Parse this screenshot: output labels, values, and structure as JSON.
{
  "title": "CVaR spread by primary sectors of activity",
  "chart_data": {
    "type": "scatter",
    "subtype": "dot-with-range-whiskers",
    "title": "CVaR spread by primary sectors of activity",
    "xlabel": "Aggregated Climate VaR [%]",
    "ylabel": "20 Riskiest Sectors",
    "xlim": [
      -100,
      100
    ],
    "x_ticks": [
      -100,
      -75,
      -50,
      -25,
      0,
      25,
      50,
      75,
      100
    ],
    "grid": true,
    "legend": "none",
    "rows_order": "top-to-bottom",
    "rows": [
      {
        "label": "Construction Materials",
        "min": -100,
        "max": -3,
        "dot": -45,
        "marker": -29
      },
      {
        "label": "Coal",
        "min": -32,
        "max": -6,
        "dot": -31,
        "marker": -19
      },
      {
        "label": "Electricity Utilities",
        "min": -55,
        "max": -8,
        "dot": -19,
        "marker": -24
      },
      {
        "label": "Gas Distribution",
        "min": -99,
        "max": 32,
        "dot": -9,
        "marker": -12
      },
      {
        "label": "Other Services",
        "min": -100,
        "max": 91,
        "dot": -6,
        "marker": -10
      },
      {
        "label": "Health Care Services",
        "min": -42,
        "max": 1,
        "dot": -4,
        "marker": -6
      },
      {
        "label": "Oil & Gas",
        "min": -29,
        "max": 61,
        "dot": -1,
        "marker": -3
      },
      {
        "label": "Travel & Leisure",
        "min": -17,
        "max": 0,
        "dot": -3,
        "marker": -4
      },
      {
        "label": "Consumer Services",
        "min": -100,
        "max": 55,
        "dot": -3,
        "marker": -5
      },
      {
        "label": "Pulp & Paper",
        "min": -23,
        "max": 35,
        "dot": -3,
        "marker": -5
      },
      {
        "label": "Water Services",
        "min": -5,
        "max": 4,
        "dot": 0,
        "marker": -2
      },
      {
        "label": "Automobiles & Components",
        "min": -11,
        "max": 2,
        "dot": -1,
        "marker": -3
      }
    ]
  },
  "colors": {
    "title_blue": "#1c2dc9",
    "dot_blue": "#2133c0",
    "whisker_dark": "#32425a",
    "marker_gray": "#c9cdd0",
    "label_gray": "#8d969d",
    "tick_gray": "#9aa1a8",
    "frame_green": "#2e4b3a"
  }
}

...

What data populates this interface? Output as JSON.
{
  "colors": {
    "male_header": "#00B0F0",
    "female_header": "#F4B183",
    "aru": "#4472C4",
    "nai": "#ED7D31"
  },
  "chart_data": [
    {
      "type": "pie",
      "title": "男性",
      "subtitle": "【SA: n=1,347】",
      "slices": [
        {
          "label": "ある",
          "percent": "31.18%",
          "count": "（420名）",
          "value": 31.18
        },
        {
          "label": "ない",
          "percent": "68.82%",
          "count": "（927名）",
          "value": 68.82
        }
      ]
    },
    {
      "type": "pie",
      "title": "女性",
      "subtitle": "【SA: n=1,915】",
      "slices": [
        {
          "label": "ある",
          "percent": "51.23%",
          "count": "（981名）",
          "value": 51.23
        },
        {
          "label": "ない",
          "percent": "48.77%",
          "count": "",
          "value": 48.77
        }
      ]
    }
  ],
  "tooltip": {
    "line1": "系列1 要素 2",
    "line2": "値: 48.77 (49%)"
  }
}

## What you need to do
Copy all lines from the material that contain "primary".

## Exercise output
  "title": "CVaR spread by primary sectors of activity",
    "title": "CVaR spread by primary sectors of activity",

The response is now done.